[THE INPUT]
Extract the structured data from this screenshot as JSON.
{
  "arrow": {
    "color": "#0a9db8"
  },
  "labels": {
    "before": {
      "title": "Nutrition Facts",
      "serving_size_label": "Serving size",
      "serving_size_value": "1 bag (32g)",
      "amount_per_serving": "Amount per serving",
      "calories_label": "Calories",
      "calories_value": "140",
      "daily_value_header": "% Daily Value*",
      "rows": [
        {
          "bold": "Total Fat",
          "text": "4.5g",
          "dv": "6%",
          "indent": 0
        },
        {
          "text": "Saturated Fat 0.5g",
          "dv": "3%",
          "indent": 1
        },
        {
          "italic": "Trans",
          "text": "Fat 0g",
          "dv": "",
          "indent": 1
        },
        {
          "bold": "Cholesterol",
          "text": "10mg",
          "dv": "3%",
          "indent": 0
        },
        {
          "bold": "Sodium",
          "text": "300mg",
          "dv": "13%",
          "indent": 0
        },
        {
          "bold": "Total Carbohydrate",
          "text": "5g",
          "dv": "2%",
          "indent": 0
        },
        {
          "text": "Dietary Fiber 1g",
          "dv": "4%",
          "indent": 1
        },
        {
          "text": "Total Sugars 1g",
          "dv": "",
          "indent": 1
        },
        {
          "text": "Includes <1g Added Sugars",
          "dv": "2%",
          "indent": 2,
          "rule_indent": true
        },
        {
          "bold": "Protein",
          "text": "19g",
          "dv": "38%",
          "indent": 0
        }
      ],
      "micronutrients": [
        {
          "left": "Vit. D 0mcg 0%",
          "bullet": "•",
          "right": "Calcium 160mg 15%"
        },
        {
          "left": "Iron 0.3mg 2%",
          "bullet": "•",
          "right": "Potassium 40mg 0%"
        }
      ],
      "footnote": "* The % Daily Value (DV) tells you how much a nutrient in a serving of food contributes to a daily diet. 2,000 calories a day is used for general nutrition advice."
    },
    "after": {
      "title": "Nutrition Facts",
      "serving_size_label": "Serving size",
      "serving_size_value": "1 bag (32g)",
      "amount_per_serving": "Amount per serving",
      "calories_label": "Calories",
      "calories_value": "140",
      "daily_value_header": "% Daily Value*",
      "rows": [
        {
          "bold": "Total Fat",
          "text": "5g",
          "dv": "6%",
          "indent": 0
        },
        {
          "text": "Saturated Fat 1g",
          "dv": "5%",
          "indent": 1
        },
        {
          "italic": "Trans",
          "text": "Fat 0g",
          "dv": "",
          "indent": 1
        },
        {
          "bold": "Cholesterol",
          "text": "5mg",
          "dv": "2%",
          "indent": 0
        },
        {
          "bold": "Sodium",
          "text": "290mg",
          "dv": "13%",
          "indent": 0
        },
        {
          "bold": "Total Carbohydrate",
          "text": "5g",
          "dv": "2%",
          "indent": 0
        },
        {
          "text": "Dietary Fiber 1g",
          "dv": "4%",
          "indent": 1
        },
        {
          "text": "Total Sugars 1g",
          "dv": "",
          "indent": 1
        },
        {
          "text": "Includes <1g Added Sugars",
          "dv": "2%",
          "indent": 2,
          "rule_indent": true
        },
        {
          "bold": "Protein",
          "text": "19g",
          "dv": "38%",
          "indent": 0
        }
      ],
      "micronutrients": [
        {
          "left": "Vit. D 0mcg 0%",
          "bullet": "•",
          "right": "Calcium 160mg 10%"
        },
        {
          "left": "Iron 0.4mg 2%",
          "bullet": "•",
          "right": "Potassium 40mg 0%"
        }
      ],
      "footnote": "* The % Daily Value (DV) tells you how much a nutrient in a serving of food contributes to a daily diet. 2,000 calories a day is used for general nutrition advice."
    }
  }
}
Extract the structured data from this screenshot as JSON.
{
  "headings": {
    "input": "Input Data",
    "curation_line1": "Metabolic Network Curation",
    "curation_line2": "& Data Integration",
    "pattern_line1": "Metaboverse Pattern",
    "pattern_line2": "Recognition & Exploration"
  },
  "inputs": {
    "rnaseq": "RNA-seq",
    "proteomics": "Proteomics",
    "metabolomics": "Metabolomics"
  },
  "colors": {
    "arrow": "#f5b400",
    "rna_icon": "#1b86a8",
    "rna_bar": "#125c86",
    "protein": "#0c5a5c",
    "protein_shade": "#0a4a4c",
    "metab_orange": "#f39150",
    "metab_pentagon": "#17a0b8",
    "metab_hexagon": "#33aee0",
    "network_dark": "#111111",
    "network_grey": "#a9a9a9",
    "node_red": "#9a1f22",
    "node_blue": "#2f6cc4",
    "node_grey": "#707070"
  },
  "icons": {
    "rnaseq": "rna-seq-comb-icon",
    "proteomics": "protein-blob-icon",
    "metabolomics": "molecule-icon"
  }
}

[EXERCISE DETAILS] Each record above should be returned exactly as it appears.

[ANSWER SECTION]
Extract the structured data from this screenshot as JSON.
{
  "arrow": {
    "color": "#0a9db8"
  },
  "labels": {
    "before": {
      "title": "Nutrition Facts",
      "serving_size_label": "Serving size",
      "serving_size_value": "1 bag (32g)",
      "amount_per_serving": "Amount per serving",
      "calories_label": "Calories",
      "calories_value": "140",
      "daily_value_header": "% Daily Value*",
      "rows": [
        {
          "bold": "Total Fat",
          "text": "4.5g",
          "dv": "6%",
          "indent": 0
        },
        {
          "text": "Saturated Fat 0.5g",
          "dv": "3%",
          "indent": 1
        },
        {
          "italic": "Trans",
          "text": "Fat 0g",
          "dv": "",
          "indent": 1
        },
        {
          "bold": "Cholesterol",
          "text": "10mg",
          "dv": "3%",
          "indent": 0
        },
        {
          "bold": "Sodium",
          "text": "300mg",
          "dv": "13%",
          "indent": 0
        },
        {
          "bold": "Total Carbohydrate",
          "text": "5g",
          "dv": "2%",
          "indent": 0
        },
        {
          "text": "Dietary Fiber 1g",
          "dv": "4%",
          "indent": 1
        },
        {
          "text": "Total Sugars 1g",
          "dv": "",
          "indent": 1
        },
        {
          "text": "Includes <1g Added Sugars",
          "dv": "2%",
          "indent": 2,
          "rule_indent": true
        },
        {
          "bold": "Protein",
          "text": "19g",
          "dv": "38%",
          "indent": 0
        }
      ],
      "micronutrients": [
        {
          "left": "Vit. D 0mcg 0%",
          "bullet": "•",
          "right": "Calcium 160mg 15%"
        },
        {
          "left": "Iron 0.3mg 2%",
          "bullet": "•",
          "right": "Potassium 40mg 0%"
        }
      ],
      "footnote": "* The % Daily Value (DV) tells you how much a nutrient in a serving of food contributes to a daily diet. 2,000 calories a day is used for general nutrition advice."
    },
    "after": {
      "title": "Nutrition Facts",
      "serving_size_label": "Serving size",
      "serving_size_value": "1 bag (32g)",
      "amount_per_serving": "Amount per serving",
      "calories_label": "Calories",
      "calories_value": "140",
      "daily_value_header": "% Daily Value*",
      "rows": [
        {
          "bold": "Total Fat",
          "text": "5g",
          "dv": "6%",
          "indent": 0
        },
        {
          "text": "Saturated Fat 1g",
          "dv": "5%",
          "indent": 1
        },
        {
          "italic": "Trans",
          "text": "Fat 0g",
          "dv": "",
          "indent": 1
        },
        {
          "bold": "Cholesterol",
          "text": "5mg",
          "dv": "2%",
          "indent": 0
        },
        {
          "bold": "Sodium",
          "text": "290mg",
          "dv": "13%",
          "indent": 0
        },
        {
          "bold": "Total Carbohydrate",
          "text": "5g",
          "dv": "2%",
          "indent": 0
        },
        {
          "text": "Dietary Fiber 1g",
          "dv": "4%",
          "indent": 1
        },
        {
          "text": "Total Sugars 1g",
          "dv": "",
          "indent": 1
        },
        {
          "text": "Includes <1g Added Sugars",
          "dv": "2%",
          "indent": 2,
          "rule_indent": true
        },
        {
          "bold": "Protein",
          "text": "19g",
          "dv": "38%",
          "indent": 0
        }
      ],
      "micronutrients": [
        {
          "left": "Vit. D 0mcg 0%",
          "bullet": "•",
          "right": "Calcium 160mg 10%"
        },
        {
          "left": "Iron 0.4mg 2%",
          "bullet": "•",
          "right": "Potassium 40mg 0%"
        }
      ],
      "footnote": "* The % Daily Value (DV) tells you how much a nutrient in a serving of food contributes to a daily diet. 2,000 calories a day is used for general nutrition advice."
    }
  }
}
Extract the structured data from this screenshot as JSON.
{
  "headings": {
    "input": "Input Data",
    "curation_line1": "Metabolic Network Curation",
    "curation_line2": "& Data Integration",
    "pattern_line1": "Metaboverse Pattern",
    "pattern_line2": "Recognition & Exploration"
  },
  "inputs": {
    "rnaseq": "RNA-seq",
    "proteomics": "Proteomics",
    "metabolomics": "Metabolomics"
  },
  "colors": {
    "arrow": "#f5b400",
    "rna_icon": "#1b86a8",
    "rna_bar": "#125c86",
    "protein": "#0c5a5c",
    "protein_shade": "#0a4a4c",
    "metab_orange": "#f39150",
    "metab_pentagon": "#17a0b8",
    "metab_hexagon": "#33aee0",
    "network_dark": "#111111",
    "network_grey": "#a9a9a9",
    "node_red": "#9a1f22",
    "node_blue": "#2f6cc4",
    "node_grey": "#707070"
  },
  "icons": {
    "rnaseq": "rna-seq-comb-icon",
    "proteomics": "protein-blob-icon",
    "metabolomics": "molecule-icon"
  }
}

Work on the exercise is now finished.